[A block of data]
● ● ● ● ● ● ●
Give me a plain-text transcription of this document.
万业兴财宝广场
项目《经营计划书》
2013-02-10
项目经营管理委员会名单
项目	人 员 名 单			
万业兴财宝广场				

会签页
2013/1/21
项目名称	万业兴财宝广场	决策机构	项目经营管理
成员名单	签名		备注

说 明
● ● ● ● ● ● ●
▶ Exercise aim
Restate the data above word for word.

▶ Solution to the exercise
Give me a plain-text transcription of this document.
万业兴财宝广场
项目《经营计划书》
2013-02-10
项目经营管理委员会名单
项目	人 员 名 单			
万业兴财宝广场				

会签页
2013/1/21
项目名称	万业兴财宝广场	决策机构	项目经营管理
成员名单	签名		备注

说 明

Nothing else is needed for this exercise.